▸ EXERCISE DETAILS: Please report every line from the material that contains the word "load".

[Records contained in a dataset]
************
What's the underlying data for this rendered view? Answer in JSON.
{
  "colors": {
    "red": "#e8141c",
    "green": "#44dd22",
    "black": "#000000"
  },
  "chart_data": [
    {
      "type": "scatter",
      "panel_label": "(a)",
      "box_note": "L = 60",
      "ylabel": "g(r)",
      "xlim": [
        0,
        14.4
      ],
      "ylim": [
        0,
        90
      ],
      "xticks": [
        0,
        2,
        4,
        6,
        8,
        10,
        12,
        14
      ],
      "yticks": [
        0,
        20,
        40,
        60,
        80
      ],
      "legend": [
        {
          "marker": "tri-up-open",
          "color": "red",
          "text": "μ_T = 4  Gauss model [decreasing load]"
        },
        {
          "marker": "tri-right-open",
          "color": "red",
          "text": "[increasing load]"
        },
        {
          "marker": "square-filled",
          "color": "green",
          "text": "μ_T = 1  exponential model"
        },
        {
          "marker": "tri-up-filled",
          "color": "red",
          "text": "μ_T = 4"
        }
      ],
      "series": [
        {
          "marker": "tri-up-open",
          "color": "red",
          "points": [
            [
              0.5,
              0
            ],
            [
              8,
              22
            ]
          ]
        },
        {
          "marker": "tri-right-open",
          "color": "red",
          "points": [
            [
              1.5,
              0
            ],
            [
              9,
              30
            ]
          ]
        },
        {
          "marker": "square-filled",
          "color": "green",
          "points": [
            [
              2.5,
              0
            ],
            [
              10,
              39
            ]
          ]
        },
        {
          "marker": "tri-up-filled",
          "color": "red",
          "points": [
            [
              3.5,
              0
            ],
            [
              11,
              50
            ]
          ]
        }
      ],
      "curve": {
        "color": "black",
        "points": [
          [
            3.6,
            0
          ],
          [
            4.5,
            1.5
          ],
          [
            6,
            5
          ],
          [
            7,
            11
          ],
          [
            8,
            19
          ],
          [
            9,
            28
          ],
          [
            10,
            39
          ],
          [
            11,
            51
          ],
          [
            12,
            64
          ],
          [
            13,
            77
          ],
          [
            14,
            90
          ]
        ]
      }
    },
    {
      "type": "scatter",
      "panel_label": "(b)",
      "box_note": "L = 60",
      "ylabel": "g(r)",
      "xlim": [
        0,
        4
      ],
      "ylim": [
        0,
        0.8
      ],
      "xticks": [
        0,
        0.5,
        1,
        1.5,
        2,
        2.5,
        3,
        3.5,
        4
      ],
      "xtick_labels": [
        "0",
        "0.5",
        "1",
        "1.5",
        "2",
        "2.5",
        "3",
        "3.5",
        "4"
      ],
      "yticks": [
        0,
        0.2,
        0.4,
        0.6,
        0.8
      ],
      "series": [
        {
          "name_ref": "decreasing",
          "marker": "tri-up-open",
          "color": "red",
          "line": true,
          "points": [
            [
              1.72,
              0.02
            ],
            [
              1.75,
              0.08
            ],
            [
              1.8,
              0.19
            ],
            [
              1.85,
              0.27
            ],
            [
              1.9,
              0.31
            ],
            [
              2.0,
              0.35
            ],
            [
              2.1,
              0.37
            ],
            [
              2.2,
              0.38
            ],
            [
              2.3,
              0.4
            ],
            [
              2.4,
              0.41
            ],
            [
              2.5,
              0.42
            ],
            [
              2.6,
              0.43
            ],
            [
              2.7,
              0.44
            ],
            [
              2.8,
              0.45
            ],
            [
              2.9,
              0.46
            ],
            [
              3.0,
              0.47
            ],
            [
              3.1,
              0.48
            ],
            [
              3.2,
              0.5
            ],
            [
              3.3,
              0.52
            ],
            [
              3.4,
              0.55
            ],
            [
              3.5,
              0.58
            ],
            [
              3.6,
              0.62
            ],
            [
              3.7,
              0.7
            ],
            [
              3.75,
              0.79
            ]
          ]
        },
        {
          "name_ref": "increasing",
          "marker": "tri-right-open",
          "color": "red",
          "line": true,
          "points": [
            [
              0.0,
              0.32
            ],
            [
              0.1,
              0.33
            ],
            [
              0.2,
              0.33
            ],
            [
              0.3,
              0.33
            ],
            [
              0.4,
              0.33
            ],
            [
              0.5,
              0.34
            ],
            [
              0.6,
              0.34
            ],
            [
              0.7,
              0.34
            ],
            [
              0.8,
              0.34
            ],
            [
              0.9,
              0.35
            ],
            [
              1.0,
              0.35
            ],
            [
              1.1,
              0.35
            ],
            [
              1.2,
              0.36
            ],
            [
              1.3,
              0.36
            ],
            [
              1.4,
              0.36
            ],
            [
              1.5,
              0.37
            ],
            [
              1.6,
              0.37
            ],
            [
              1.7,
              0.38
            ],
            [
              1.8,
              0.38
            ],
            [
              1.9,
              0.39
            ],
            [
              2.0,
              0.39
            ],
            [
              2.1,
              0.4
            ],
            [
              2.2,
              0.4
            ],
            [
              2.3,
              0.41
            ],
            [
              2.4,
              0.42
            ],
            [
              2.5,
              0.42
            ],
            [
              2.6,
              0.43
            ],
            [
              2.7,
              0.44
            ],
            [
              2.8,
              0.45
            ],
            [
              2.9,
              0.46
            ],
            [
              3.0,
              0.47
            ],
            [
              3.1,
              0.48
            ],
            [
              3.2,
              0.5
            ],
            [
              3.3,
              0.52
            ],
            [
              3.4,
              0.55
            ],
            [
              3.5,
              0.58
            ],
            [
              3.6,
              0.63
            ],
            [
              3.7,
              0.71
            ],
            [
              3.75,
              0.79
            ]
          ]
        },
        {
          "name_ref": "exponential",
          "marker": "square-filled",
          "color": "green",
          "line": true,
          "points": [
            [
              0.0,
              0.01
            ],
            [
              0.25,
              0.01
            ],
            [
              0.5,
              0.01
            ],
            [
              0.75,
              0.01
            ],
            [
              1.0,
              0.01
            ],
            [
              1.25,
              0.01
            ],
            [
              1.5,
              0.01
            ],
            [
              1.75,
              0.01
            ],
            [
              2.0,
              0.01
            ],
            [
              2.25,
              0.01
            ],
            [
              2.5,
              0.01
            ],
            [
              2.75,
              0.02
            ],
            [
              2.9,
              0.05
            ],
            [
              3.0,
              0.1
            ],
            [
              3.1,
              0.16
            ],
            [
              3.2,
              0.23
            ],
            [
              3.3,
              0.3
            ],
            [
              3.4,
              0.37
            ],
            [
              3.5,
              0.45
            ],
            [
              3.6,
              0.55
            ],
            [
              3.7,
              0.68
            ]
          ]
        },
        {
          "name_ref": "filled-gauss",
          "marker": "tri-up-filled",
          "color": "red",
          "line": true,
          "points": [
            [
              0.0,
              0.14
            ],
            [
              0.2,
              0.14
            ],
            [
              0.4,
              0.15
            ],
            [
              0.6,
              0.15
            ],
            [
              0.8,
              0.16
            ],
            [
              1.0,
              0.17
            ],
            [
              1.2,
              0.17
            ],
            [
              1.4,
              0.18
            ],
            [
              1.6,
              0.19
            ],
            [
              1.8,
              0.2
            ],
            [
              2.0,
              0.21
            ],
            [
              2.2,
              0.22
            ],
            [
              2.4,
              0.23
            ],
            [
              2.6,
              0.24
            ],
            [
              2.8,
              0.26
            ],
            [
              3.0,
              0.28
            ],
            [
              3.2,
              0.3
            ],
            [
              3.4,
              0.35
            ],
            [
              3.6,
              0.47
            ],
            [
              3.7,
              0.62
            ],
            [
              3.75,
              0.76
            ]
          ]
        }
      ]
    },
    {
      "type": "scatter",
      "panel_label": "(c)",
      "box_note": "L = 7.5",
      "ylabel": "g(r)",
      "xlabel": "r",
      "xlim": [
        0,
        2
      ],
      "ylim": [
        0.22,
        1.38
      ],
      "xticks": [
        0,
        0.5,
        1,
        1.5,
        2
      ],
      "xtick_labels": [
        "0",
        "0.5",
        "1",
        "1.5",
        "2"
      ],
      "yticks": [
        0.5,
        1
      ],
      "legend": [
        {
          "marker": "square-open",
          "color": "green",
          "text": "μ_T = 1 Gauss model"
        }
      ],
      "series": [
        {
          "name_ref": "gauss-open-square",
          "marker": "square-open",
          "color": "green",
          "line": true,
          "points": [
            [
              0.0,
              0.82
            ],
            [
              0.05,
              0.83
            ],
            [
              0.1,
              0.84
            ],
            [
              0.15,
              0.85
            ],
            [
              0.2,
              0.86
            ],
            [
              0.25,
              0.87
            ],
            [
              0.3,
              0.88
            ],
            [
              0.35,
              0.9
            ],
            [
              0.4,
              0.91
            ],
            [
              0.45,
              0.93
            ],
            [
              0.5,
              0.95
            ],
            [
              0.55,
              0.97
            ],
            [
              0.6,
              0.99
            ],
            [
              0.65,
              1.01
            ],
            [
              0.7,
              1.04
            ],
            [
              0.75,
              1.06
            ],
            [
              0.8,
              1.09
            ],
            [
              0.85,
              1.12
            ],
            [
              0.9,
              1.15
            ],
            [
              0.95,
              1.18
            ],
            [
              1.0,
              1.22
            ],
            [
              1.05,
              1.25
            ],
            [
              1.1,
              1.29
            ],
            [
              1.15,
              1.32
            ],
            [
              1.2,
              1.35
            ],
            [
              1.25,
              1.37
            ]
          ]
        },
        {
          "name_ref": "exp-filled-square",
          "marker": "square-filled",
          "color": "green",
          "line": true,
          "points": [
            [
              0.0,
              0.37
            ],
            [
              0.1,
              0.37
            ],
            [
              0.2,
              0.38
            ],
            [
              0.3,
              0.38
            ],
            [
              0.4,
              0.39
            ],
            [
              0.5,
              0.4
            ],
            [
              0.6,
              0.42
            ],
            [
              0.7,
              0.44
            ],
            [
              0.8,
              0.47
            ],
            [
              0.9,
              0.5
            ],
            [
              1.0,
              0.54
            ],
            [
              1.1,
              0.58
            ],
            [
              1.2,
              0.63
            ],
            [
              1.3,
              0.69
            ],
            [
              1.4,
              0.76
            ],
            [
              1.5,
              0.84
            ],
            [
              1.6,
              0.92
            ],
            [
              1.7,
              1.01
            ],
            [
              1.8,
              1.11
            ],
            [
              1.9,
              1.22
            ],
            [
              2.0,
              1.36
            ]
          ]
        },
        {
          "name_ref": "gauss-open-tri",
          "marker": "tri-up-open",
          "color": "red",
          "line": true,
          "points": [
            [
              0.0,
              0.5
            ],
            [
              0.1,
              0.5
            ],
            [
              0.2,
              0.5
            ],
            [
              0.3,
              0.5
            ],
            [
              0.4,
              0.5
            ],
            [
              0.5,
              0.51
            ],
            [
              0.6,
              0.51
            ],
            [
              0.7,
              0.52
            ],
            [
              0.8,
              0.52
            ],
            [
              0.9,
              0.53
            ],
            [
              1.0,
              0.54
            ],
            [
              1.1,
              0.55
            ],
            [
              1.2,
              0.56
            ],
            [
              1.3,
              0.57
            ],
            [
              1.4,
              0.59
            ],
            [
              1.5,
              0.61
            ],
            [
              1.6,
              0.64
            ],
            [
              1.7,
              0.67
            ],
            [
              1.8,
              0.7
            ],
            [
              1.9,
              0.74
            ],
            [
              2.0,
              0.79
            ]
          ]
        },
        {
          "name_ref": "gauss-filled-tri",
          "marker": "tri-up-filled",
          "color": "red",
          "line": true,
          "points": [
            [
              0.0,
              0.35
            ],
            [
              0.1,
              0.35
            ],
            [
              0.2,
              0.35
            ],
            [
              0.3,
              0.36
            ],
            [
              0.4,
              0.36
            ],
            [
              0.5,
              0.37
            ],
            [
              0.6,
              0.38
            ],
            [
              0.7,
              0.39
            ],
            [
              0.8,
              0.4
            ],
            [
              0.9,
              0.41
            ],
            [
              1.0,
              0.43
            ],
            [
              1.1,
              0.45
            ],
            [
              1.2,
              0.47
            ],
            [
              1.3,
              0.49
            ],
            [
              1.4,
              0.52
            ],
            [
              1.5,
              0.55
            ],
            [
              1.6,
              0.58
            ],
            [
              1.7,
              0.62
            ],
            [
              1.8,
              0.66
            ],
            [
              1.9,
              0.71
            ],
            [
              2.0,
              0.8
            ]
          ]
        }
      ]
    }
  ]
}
************
▸ RESPONSE BELOW:
          "text": "μ_T = 4  Gauss model [decreasing load]"
          "text": "[increasing load]"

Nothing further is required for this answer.